__YOUR INSTRUCTIONS__.
Copy each line of the data below with the word "this".

[Records from a collection]
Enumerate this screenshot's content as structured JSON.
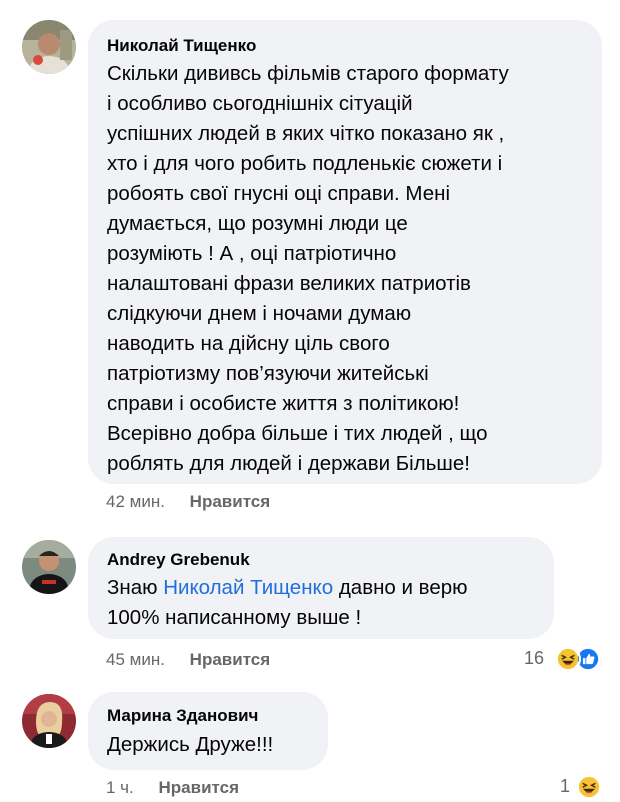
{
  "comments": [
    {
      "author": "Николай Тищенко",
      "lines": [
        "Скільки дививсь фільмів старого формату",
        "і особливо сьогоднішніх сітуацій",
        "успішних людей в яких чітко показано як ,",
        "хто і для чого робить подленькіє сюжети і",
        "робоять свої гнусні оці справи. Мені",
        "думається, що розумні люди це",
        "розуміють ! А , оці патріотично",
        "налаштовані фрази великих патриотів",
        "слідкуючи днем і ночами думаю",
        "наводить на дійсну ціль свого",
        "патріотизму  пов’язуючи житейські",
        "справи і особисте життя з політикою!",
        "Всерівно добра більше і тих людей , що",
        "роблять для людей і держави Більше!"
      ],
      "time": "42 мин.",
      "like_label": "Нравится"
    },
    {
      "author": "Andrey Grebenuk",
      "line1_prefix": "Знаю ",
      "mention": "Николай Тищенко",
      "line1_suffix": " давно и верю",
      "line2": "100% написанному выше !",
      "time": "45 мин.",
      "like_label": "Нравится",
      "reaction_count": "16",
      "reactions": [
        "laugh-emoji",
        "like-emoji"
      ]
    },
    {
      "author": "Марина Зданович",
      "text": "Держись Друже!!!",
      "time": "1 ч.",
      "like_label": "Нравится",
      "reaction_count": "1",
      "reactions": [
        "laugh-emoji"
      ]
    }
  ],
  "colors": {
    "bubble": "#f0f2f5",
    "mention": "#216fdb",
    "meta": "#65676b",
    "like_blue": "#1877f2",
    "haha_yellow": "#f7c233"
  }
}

---

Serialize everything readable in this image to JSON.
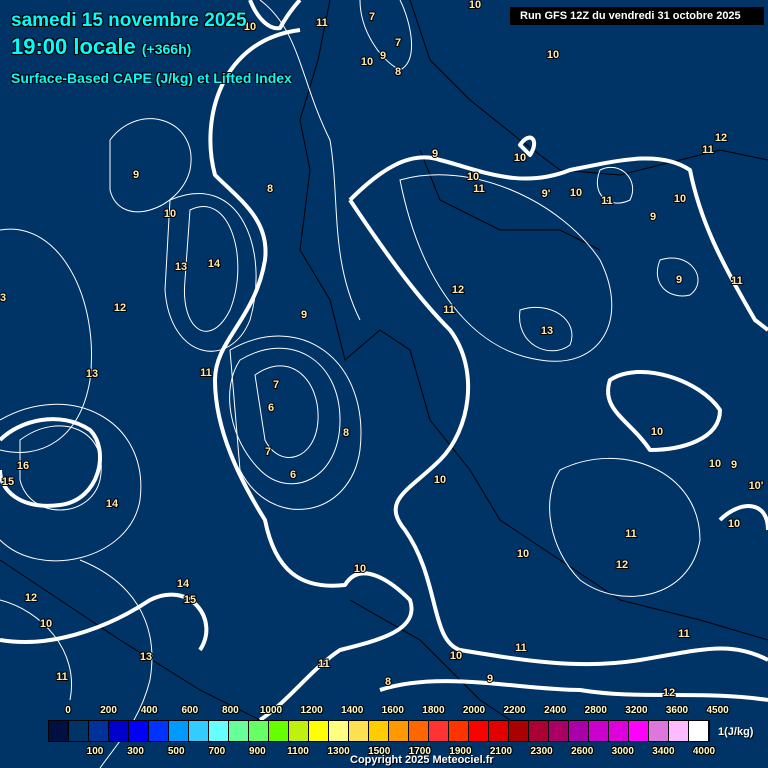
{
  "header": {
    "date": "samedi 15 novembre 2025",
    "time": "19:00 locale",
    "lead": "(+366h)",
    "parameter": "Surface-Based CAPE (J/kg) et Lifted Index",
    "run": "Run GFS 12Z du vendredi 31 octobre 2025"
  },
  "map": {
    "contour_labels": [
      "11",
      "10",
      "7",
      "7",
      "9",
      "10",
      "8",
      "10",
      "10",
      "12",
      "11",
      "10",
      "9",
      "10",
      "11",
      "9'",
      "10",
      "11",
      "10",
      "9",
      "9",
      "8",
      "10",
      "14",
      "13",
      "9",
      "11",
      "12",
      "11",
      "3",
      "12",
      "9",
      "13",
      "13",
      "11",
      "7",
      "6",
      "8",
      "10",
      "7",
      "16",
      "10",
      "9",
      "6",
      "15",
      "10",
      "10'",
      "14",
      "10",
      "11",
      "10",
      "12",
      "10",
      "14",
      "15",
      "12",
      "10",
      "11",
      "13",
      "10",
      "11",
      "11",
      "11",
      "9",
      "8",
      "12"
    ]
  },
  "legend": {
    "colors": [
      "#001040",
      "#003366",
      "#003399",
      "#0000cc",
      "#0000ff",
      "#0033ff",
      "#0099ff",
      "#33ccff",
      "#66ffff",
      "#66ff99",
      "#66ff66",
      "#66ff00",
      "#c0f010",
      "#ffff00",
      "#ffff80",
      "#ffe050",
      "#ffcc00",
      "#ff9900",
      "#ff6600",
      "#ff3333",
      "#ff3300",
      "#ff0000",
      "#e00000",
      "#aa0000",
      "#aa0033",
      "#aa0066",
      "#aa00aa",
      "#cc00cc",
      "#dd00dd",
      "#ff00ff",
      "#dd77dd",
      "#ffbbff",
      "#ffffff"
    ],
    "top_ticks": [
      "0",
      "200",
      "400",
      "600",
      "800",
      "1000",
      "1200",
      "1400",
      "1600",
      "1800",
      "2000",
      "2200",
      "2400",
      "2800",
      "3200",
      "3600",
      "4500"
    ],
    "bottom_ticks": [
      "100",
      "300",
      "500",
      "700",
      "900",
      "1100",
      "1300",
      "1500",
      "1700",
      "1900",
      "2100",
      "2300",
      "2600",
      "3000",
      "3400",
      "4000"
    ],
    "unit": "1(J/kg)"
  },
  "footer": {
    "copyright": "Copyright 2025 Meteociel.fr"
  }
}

__RESPONSE__.
Enumerate this screenshot's content as structured JSON.
Serialize everything readable in this image to JSON.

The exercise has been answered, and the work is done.